= Saved data entries =
+ + + + +
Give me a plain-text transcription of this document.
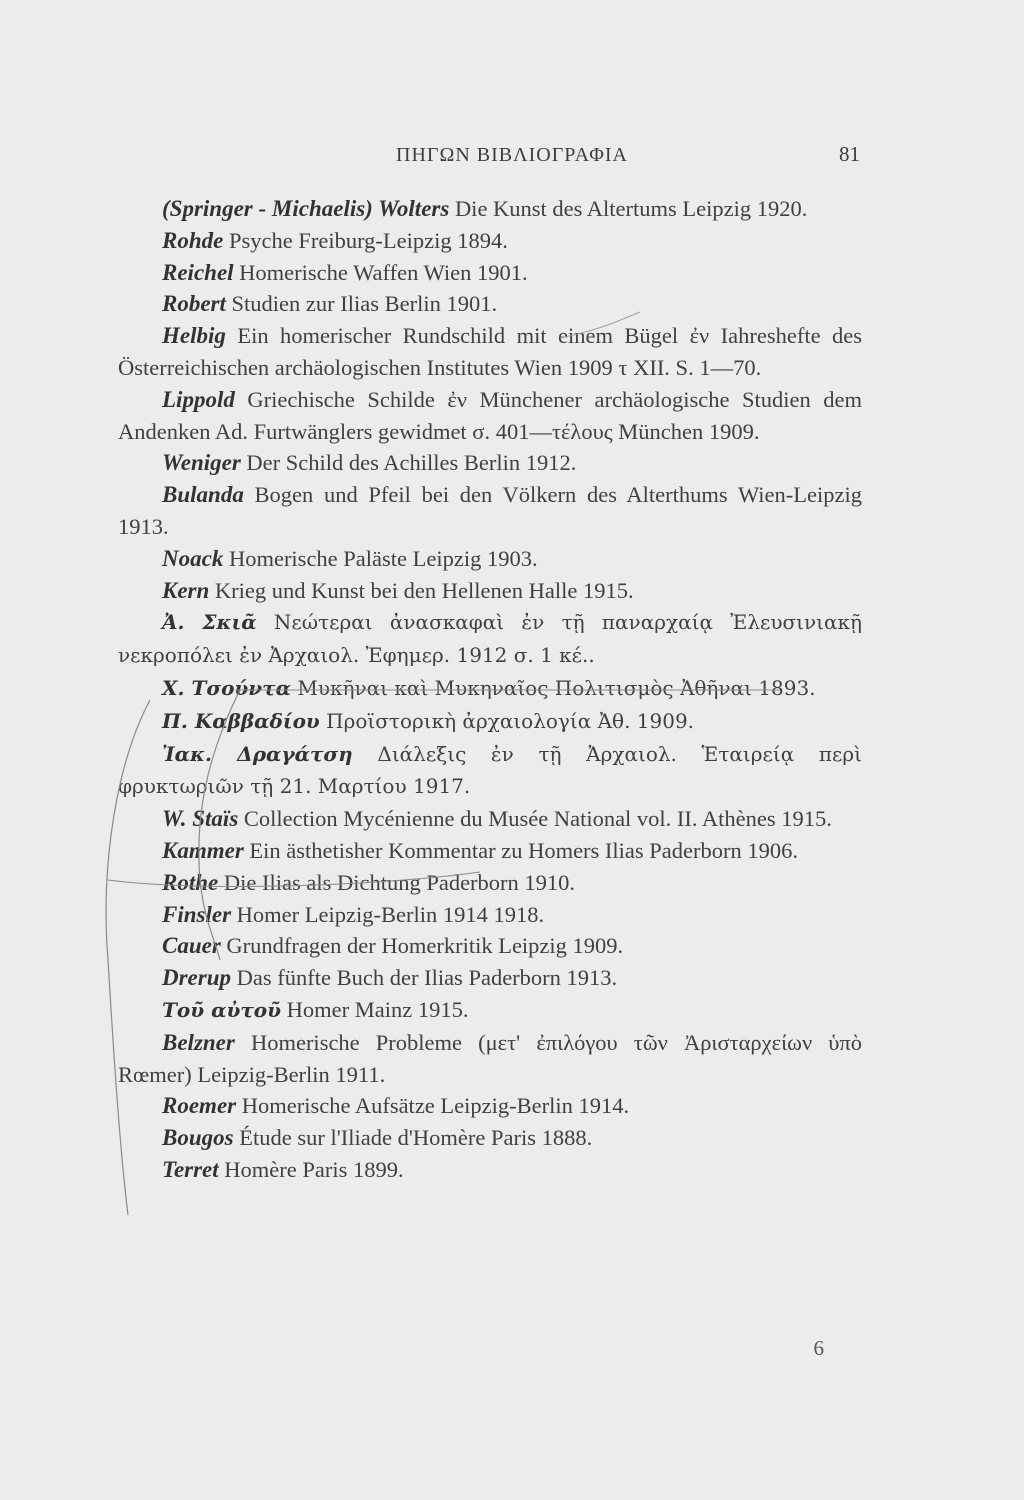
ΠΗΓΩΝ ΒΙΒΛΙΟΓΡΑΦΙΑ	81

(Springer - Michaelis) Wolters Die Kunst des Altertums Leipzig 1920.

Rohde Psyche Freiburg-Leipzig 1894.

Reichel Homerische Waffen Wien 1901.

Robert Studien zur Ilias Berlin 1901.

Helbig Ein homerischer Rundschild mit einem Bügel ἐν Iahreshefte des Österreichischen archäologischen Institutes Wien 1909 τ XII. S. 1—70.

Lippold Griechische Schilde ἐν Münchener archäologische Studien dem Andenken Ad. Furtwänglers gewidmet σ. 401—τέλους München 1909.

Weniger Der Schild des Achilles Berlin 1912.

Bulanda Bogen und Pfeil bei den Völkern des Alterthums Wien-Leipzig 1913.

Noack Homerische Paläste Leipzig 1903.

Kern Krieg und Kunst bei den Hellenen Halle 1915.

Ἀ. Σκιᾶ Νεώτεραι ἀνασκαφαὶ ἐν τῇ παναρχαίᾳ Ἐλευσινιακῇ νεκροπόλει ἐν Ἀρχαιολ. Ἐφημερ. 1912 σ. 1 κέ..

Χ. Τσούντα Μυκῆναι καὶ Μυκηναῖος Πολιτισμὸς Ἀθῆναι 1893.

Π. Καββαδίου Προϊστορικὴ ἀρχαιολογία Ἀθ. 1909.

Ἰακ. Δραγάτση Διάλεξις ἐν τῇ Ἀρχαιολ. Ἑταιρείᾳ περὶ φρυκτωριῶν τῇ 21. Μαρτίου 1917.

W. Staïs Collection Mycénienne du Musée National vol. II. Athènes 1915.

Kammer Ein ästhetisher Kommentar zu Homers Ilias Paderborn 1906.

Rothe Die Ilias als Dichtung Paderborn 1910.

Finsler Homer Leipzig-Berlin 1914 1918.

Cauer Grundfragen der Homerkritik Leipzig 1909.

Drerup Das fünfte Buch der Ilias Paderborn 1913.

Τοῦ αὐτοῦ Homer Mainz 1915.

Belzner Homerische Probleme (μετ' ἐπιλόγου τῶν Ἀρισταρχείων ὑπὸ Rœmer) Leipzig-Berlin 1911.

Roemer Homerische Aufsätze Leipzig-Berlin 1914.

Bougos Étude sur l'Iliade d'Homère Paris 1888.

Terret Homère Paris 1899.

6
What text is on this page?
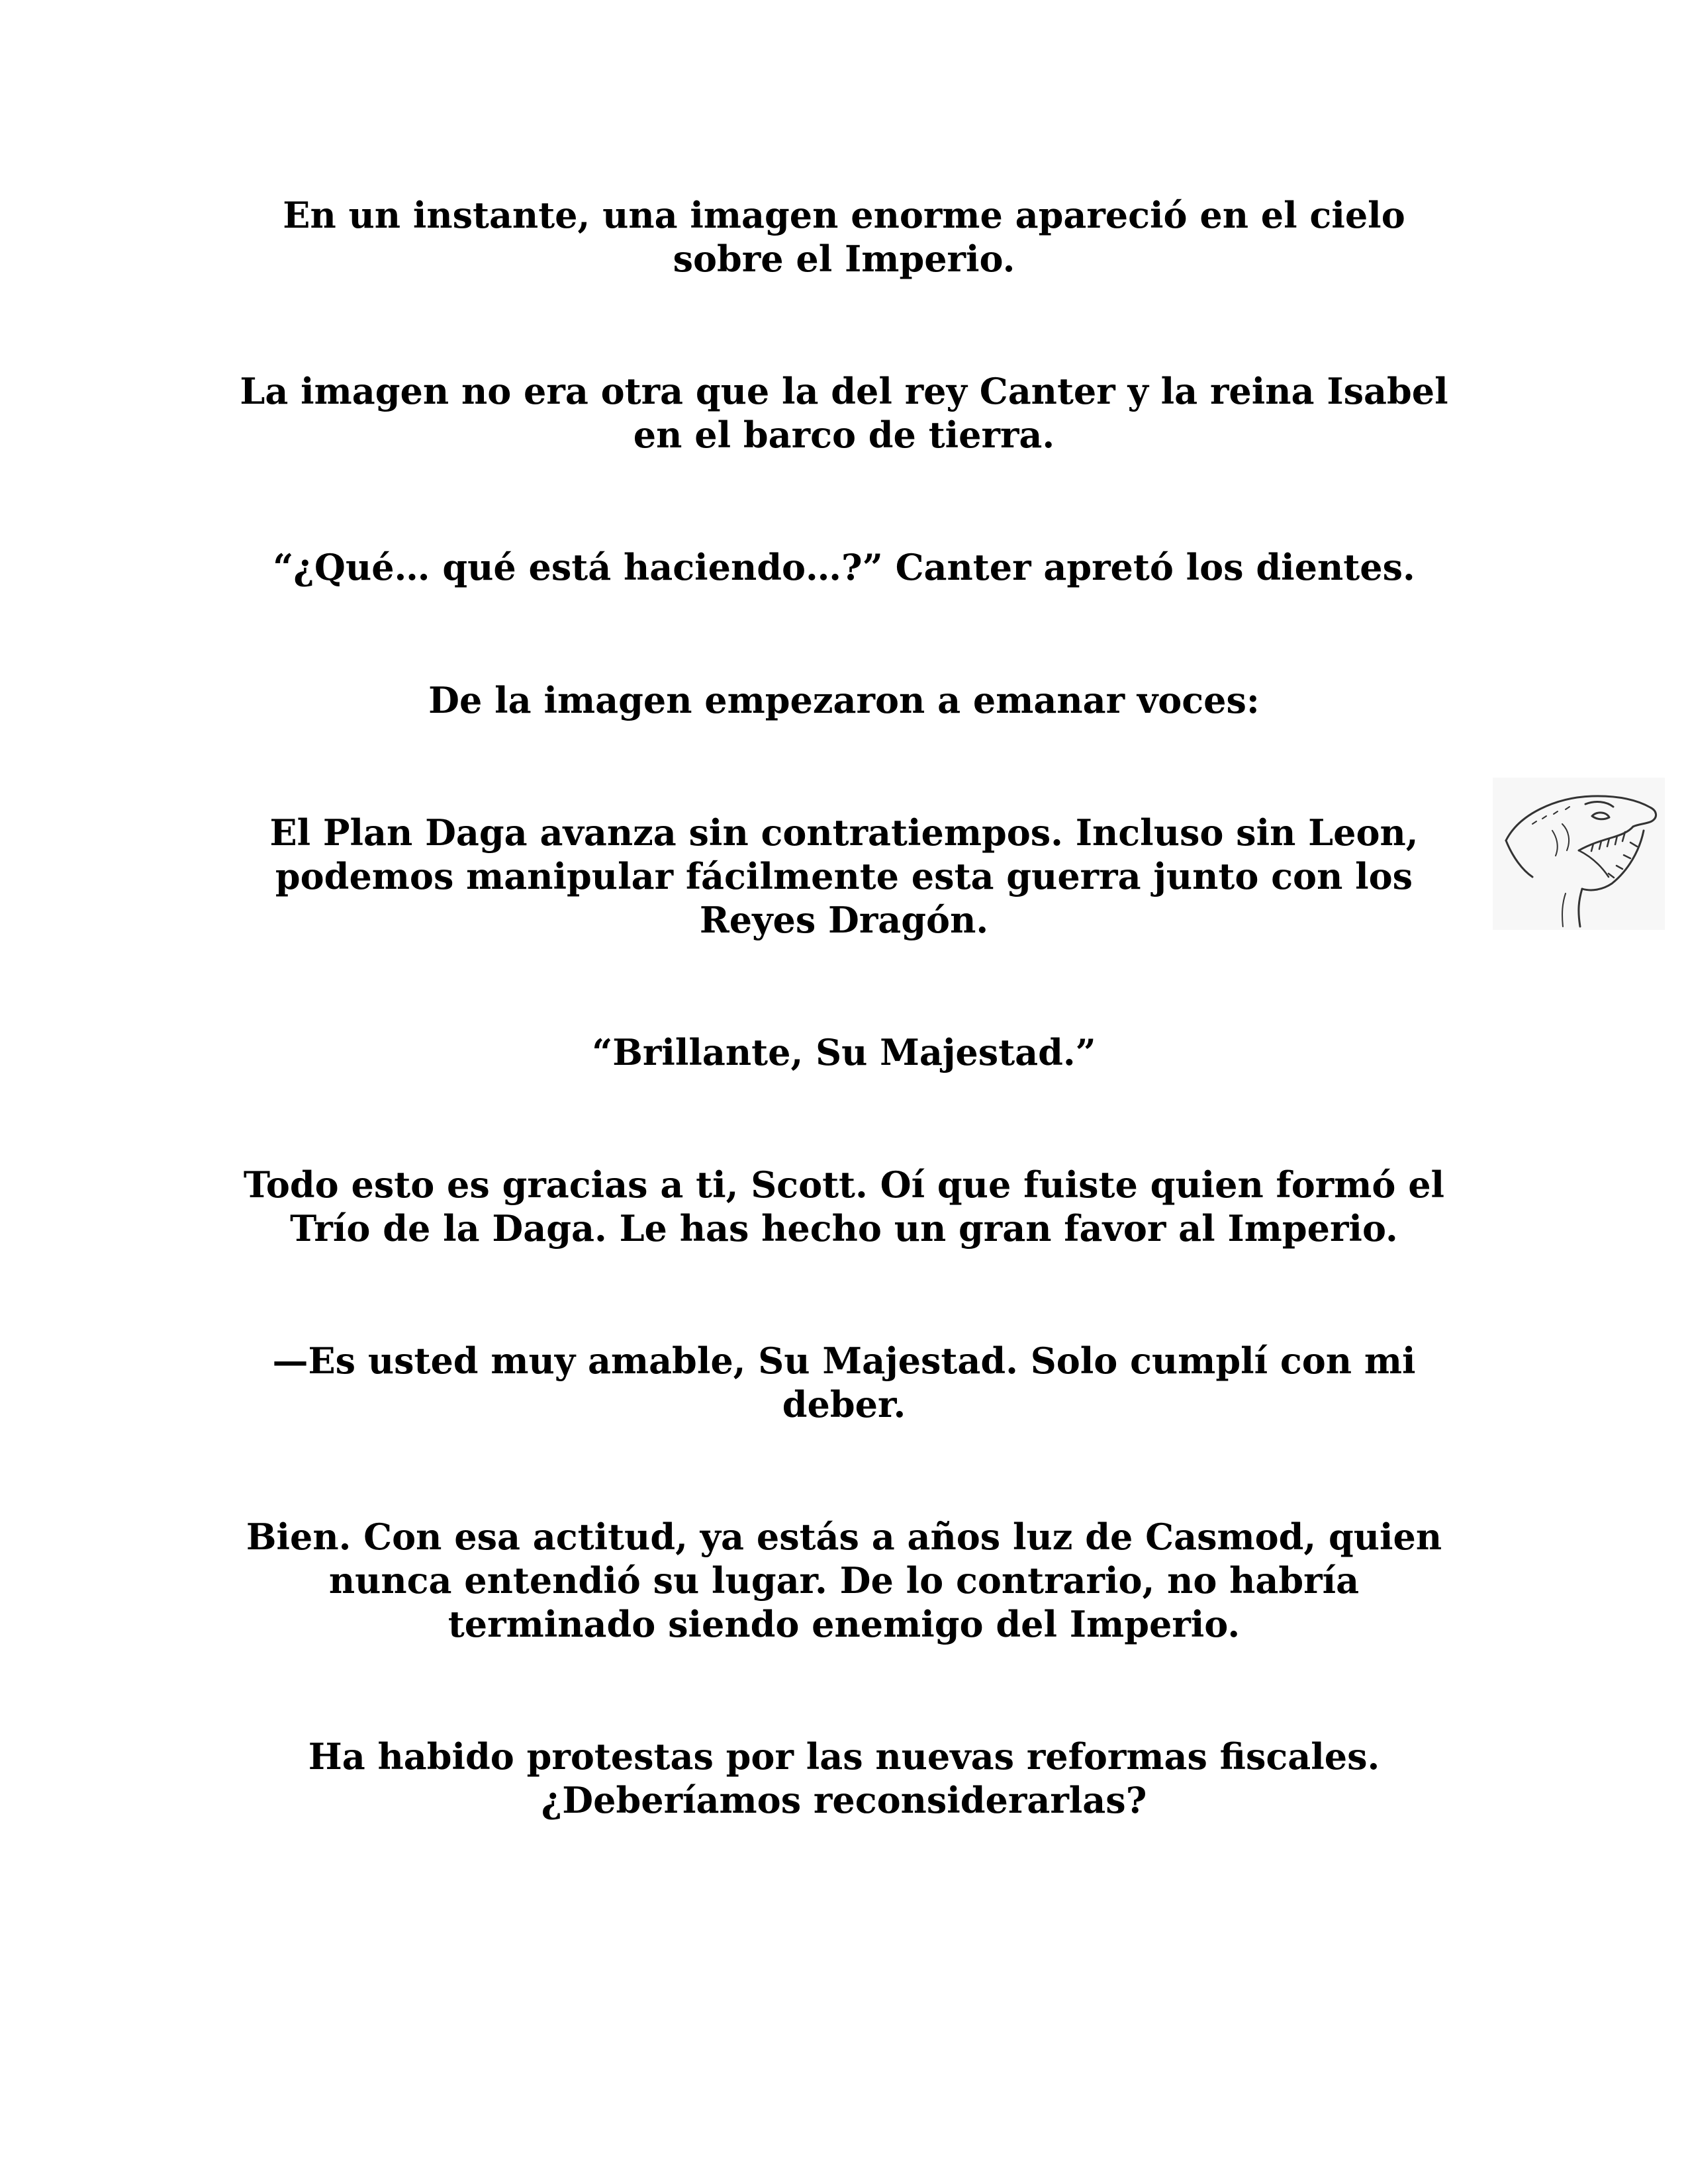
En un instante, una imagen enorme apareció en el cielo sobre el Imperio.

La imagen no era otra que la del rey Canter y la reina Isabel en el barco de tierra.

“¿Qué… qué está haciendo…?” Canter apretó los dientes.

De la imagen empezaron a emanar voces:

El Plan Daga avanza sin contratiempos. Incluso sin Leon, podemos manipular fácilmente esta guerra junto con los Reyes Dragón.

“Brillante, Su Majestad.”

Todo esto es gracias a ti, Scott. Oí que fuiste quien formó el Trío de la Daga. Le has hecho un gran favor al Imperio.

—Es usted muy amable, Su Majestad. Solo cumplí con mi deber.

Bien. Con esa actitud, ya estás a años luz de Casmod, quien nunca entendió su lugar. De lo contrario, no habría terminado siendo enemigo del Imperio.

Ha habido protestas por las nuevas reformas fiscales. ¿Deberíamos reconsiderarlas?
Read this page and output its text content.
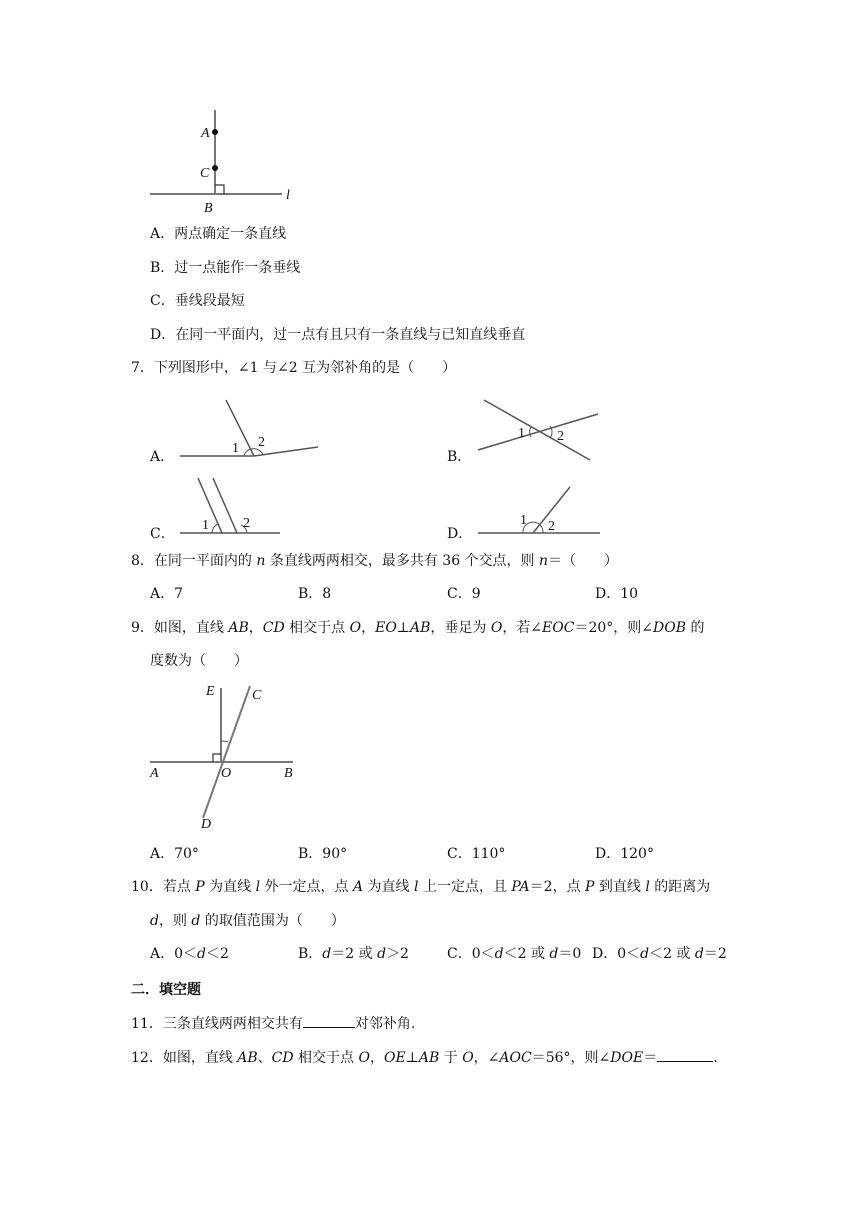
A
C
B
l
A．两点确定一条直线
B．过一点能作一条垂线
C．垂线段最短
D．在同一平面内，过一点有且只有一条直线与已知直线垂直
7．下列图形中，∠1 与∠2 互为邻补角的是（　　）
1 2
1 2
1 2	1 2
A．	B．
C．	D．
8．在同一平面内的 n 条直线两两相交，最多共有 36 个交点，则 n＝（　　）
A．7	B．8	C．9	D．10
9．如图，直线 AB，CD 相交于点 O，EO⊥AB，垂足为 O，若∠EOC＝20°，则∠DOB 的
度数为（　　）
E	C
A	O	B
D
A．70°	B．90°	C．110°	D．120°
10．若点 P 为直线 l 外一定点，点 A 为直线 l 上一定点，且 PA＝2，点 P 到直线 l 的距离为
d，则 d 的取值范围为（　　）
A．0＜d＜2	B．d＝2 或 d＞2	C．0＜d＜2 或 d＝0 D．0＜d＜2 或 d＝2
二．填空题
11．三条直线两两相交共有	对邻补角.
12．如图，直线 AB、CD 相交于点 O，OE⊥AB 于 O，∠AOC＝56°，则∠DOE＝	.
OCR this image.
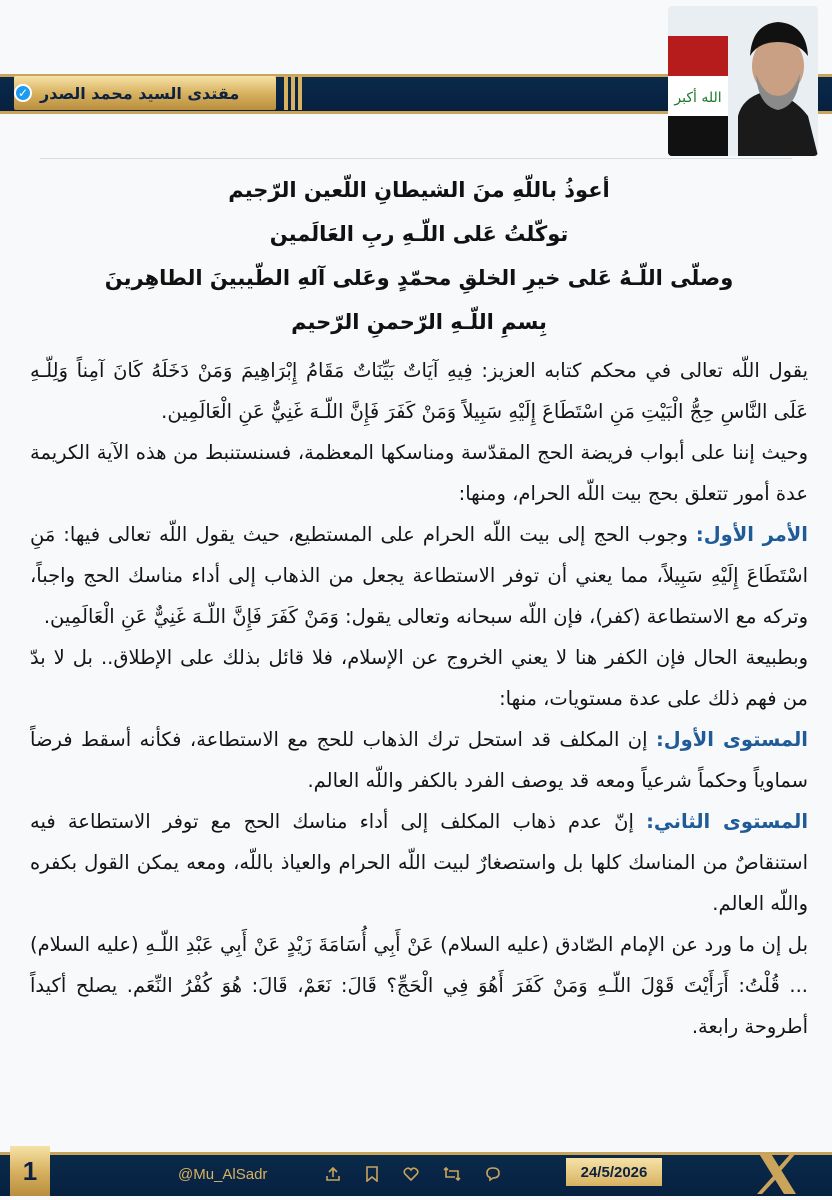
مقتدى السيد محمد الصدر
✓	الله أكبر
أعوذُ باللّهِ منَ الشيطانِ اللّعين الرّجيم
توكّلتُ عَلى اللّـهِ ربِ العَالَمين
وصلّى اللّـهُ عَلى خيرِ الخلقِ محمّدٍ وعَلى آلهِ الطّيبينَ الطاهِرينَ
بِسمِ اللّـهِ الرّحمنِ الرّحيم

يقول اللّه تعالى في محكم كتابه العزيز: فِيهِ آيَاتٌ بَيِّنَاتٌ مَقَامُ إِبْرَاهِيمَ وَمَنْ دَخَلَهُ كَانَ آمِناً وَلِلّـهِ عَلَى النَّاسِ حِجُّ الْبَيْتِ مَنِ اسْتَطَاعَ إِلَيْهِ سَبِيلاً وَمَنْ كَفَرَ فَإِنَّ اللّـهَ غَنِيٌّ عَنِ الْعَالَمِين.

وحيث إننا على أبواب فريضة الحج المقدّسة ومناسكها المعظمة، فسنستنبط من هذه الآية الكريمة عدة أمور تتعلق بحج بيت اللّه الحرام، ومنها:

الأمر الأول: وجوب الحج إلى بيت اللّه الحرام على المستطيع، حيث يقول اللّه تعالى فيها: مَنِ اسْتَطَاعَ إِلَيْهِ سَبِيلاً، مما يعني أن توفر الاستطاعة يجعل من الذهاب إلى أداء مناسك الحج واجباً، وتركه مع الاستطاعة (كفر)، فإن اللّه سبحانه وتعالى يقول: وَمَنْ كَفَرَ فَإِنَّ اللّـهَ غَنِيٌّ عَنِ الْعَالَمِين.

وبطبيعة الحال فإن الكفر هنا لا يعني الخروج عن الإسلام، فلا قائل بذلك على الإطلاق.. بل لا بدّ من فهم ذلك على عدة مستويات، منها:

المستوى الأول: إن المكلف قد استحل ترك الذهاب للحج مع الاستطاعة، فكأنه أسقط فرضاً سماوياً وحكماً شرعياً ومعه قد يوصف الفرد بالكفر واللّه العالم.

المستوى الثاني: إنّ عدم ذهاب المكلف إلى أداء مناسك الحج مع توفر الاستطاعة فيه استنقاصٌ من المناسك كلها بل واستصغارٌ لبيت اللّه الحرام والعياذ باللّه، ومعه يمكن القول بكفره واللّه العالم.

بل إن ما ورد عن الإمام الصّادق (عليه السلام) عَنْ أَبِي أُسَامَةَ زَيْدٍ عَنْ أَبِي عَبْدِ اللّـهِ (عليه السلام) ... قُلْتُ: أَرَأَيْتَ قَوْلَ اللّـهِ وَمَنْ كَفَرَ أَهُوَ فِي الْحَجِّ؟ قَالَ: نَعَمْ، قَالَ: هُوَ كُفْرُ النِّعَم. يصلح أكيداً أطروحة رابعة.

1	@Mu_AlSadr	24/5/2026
+ + + + +
= EXERCISE GOAL =
Working from the material above, state how many lines contain "this"; give only the number.

= THE COMPLETED TASK =
4